Copy out the records in full, word for word, without pictures.

Start of Records shown

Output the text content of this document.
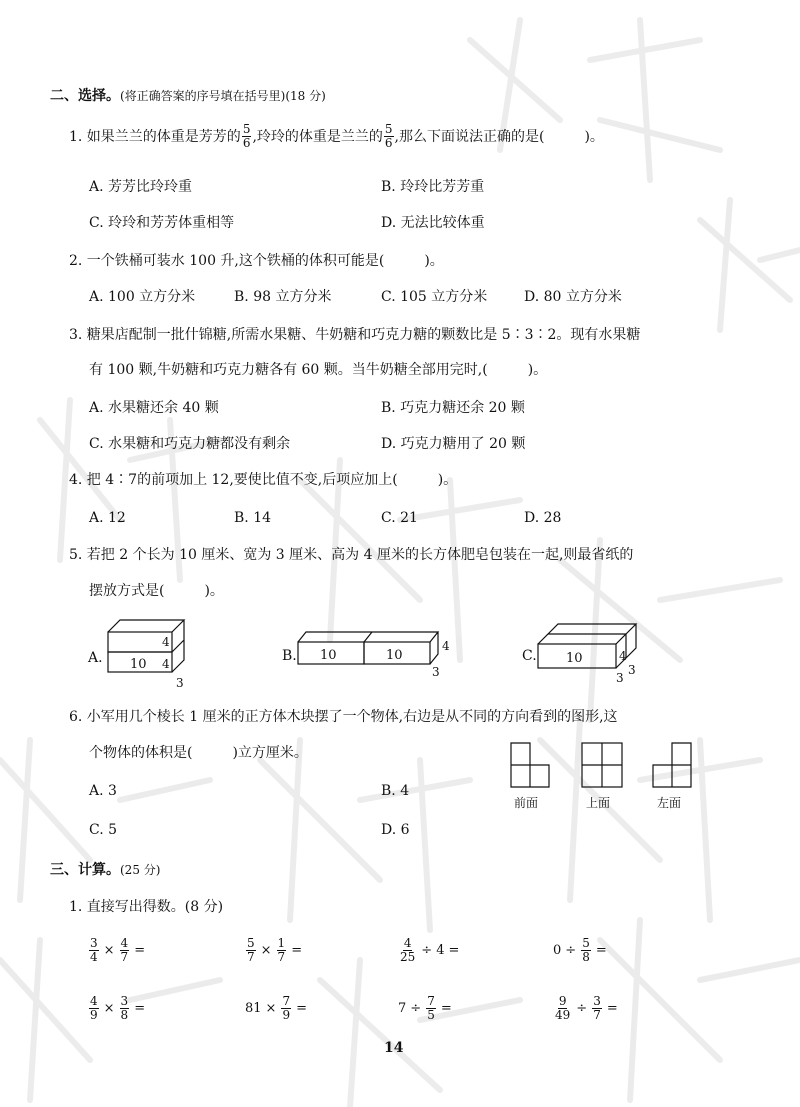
二、选择。(将正确答案的序号填在括号里)(18 分)
1. 如果兰兰的体重是芳芳的 $\frac{5}{6}$ ,玲玲的体重是兰兰的 $\frac{5}{6}$ ,那么下面说法正确的是(	)。
A. 芳芳比玲玲重	B. 玲玲比芳芳重
C. 玲玲和芳芳体重相等	D. 无法比较体重
2. 一个铁桶可装水 100 升,这个铁桶的体积可能是(	)。
A. 100 立方分米	B. 98 立方分米	C. 105 立方分米	D. 80 立方分米
3. 糖果店配制一批什锦糖,所需水果糖、牛奶糖和巧克力糖的颗数比是 5∶3∶2。现有水果糖
有 100 颗,牛奶糖和巧克力糖各有 60 颗。当牛奶糖全部用完时,(	)。
A. 水果糖还余 40 颗	B. 巧克力糖还余 20 颗
C. 水果糖和巧克力糖都没有剩余	D. 巧克力糖用了 20 颗
4. 把 4∶7的前项加上 12,要使比值不变,后项应加上(	)。
A. 12	B. 14	C. 21	D. 28
5. 若把 2 个长为 10 厘米、宽为 3 厘米、高为 4 厘米的长方体肥皂包装在一起,则最省纸的
摆放方式是(	)。
A. 10
4
4
3
B. 10	10
4
3
C. 10	4
3
3
6. 小军用几个棱长 1 厘米的正方体木块摆了一个物体,右边是从不同的方向看到的图形,这
个物体的体积是(	)立方厘米。
A. 3	B. 4
C. 5	D. 6
前面	上面	左面
三、计算。(25 分)
1. 直接写出得数。(8 分)
$\frac{3}{4} \times \frac{4}{7}$ =	$\frac{5}{7} \times \frac{1}{7}$ =	$\frac{4}{25} \div 4$ =	$0 \div \frac{5}{8}$ =
$\frac{4}{9} \times \frac{3}{8}$ =	$81 \times \frac{7}{9}$ =	$7 \div \frac{7}{5}$ =	$\frac{9}{49} \div \frac{3}{7}$ =
14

End of Records shown

Answer to this exercise:
Output the text content of this document.
二、选择。(将正确答案的序号填在括号里)(18 分)
1. 如果兰兰的体重是芳芳的 $\frac{5}{6}$ ,玲玲的体重是兰兰的 $\frac{5}{6}$ ,那么下面说法正确的是(	)。
A. 芳芳比玲玲重	B. 玲玲比芳芳重
C. 玲玲和芳芳体重相等	D. 无法比较体重
2. 一个铁桶可装水 100 升,这个铁桶的体积可能是(	)。
A. 100 立方分米	B. 98 立方分米	C. 105 立方分米	D. 80 立方分米
3. 糖果店配制一批什锦糖,所需水果糖、牛奶糖和巧克力糖的颗数比是 5∶3∶2。现有水果糖
有 100 颗,牛奶糖和巧克力糖各有 60 颗。当牛奶糖全部用完时,(	)。
A. 水果糖还余 40 颗	B. 巧克力糖还余 20 颗
C. 水果糖和巧克力糖都没有剩余	D. 巧克力糖用了 20 颗
4. 把 4∶7的前项加上 12,要使比值不变,后项应加上(	)。
A. 12	B. 14	C. 21	D. 28
5. 若把 2 个长为 10 厘米、宽为 3 厘米、高为 4 厘米的长方体肥皂包装在一起,则最省纸的
摆放方式是(	)。
A. 10
4
4
3
B. 10	10
4
3
C. 10	4
3
3
6. 小军用几个棱长 1 厘米的正方体木块摆了一个物体,右边是从不同的方向看到的图形,这
个物体的体积是(	)立方厘米。
A. 3	B. 4
C. 5	D. 6
前面	上面	左面
三、计算。(25 分)
1. 直接写出得数。(8 分)
$\frac{3}{4} \times \frac{4}{7}$ =	$\frac{5}{7} \times \frac{1}{7}$ =	$\frac{4}{25} \div 4$ =	$0 \div \frac{5}{8}$ =
$\frac{4}{9} \times \frac{3}{8}$ =	$81 \times \frac{7}{9}$ =	$7 \div \frac{7}{5}$ =	$\frac{9}{49} \div \frac{3}{7}$ =
14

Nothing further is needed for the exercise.